• Data tied to figure images
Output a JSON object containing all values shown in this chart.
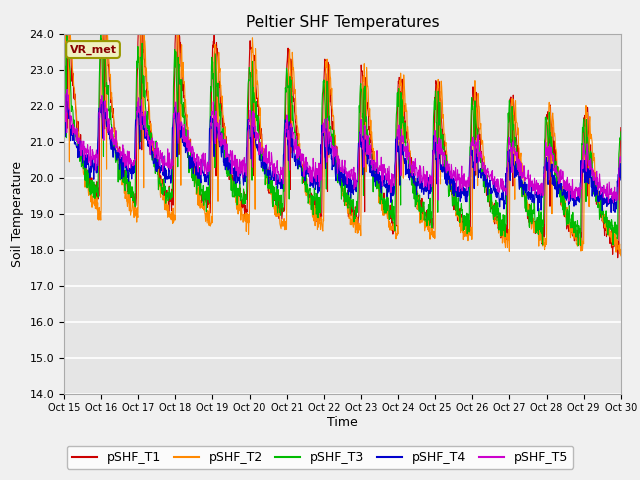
{
  "title": "Peltier SHF Temperatures",
  "ylabel": "Soil Temperature",
  "xlabel": "Time",
  "ylim": [
    14.0,
    24.0
  ],
  "yticks": [
    14.0,
    15.0,
    16.0,
    17.0,
    18.0,
    19.0,
    20.0,
    21.0,
    22.0,
    23.0,
    24.0
  ],
  "xtick_labels": [
    "Oct 15",
    "Oct 16",
    "Oct 17",
    "Oct 18",
    "Oct 19",
    "Oct 20",
    "Oct 21",
    "Oct 22",
    "Oct 23",
    "Oct 24",
    "Oct 25",
    "Oct 26",
    "Oct 27",
    "Oct 28",
    "Oct 29",
    "Oct 30"
  ],
  "line_colors": [
    "#cc0000",
    "#ff8800",
    "#00bb00",
    "#0000cc",
    "#cc00cc"
  ],
  "line_labels": [
    "pSHF_T1",
    "pSHF_T2",
    "pSHF_T3",
    "pSHF_T4",
    "pSHF_T5"
  ],
  "legend_label": "VR_met",
  "bg_color": "#e5e5e5",
  "fig_bg_color": "#f0f0f0",
  "title_fontsize": 11,
  "axis_label_fontsize": 9,
  "tick_fontsize": 8,
  "legend_fontsize": 9
}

• OBJECTIVE
Reproduce every line above as written, skipping pictures.

• REPLY
Output a JSON object containing all values shown in this chart.
{
  "title": "Peltier SHF Temperatures",
  "ylabel": "Soil Temperature",
  "xlabel": "Time",
  "ylim": [
    14.0,
    24.0
  ],
  "yticks": [
    14.0,
    15.0,
    16.0,
    17.0,
    18.0,
    19.0,
    20.0,
    21.0,
    22.0,
    23.0,
    24.0
  ],
  "xtick_labels": [
    "Oct 15",
    "Oct 16",
    "Oct 17",
    "Oct 18",
    "Oct 19",
    "Oct 20",
    "Oct 21",
    "Oct 22",
    "Oct 23",
    "Oct 24",
    "Oct 25",
    "Oct 26",
    "Oct 27",
    "Oct 28",
    "Oct 29",
    "Oct 30"
  ],
  "line_colors": [
    "#cc0000",
    "#ff8800",
    "#00bb00",
    "#0000cc",
    "#cc00cc"
  ],
  "line_labels": [
    "pSHF_T1",
    "pSHF_T2",
    "pSHF_T3",
    "pSHF_T4",
    "pSHF_T5"
  ],
  "legend_label": "VR_met",
  "bg_color": "#e5e5e5",
  "fig_bg_color": "#f0f0f0",
  "title_fontsize": 11,
  "axis_label_fontsize": 9,
  "tick_fontsize": 8,
  "legend_fontsize": 9
}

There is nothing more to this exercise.